## Work to complete
Copy out the records in full, word for word, without pictures.

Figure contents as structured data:

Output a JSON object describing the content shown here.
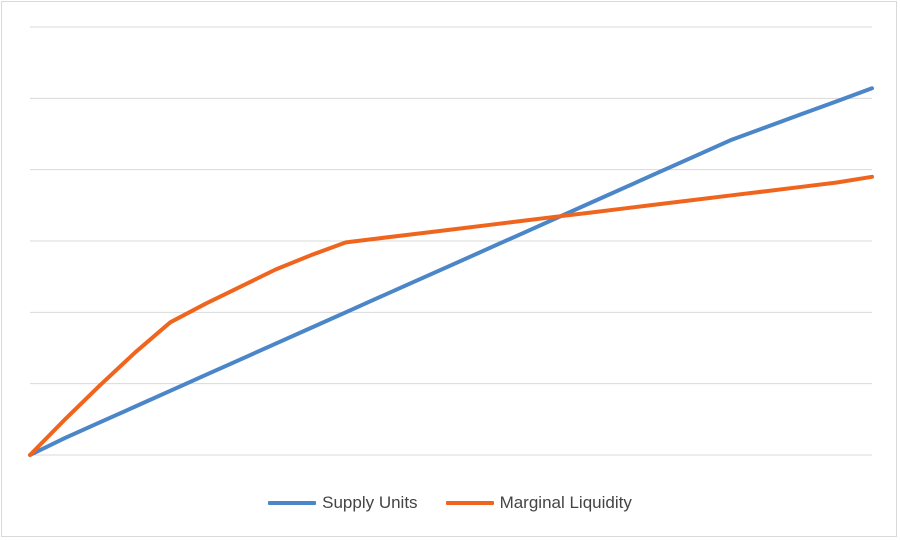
{
  "chart_data": {
    "type": "line",
    "x": [
      0,
      1,
      2,
      3,
      4,
      5,
      6,
      7,
      8,
      9,
      10,
      11,
      12,
      13,
      14,
      15,
      16,
      17,
      18,
      19,
      20,
      21,
      22,
      23,
      24
    ],
    "series": [
      {
        "name": "Supply Units",
        "color": "#4a86c8",
        "values": [
          0.0,
          0.24,
          0.46,
          0.68,
          0.9,
          1.12,
          1.34,
          1.56,
          1.78,
          2.0,
          2.22,
          2.44,
          2.66,
          2.88,
          3.1,
          3.32,
          3.54,
          3.76,
          3.98,
          4.2,
          4.42,
          4.6,
          4.78,
          4.96,
          5.14
        ]
      },
      {
        "name": "Marginal Liquidity",
        "color": "#f0651e",
        "values": [
          0.0,
          0.5,
          0.98,
          1.44,
          1.86,
          2.12,
          2.36,
          2.6,
          2.8,
          2.98,
          3.04,
          3.1,
          3.16,
          3.22,
          3.28,
          3.34,
          3.4,
          3.46,
          3.52,
          3.58,
          3.64,
          3.7,
          3.76,
          3.82,
          3.9
        ]
      }
    ],
    "ylim": [
      0,
      6
    ],
    "grid": true,
    "legend": "bottom"
  }
}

## Result of this task
Output a JSON object describing the content shown here.
{
  "chart_data": {
    "type": "line",
    "x": [
      0,
      1,
      2,
      3,
      4,
      5,
      6,
      7,
      8,
      9,
      10,
      11,
      12,
      13,
      14,
      15,
      16,
      17,
      18,
      19,
      20,
      21,
      22,
      23,
      24
    ],
    "series": [
      {
        "name": "Supply Units",
        "color": "#4a86c8",
        "values": [
          0.0,
          0.24,
          0.46,
          0.68,
          0.9,
          1.12,
          1.34,
          1.56,
          1.78,
          2.0,
          2.22,
          2.44,
          2.66,
          2.88,
          3.1,
          3.32,
          3.54,
          3.76,
          3.98,
          4.2,
          4.42,
          4.6,
          4.78,
          4.96,
          5.14
        ]
      },
      {
        "name": "Marginal Liquidity",
        "color": "#f0651e",
        "values": [
          0.0,
          0.5,
          0.98,
          1.44,
          1.86,
          2.12,
          2.36,
          2.6,
          2.8,
          2.98,
          3.04,
          3.1,
          3.16,
          3.22,
          3.28,
          3.34,
          3.4,
          3.46,
          3.52,
          3.58,
          3.64,
          3.7,
          3.76,
          3.82,
          3.9
        ]
      }
    ],
    "ylim": [
      0,
      6
    ],
    "grid": true,
    "legend": "bottom"
  }
}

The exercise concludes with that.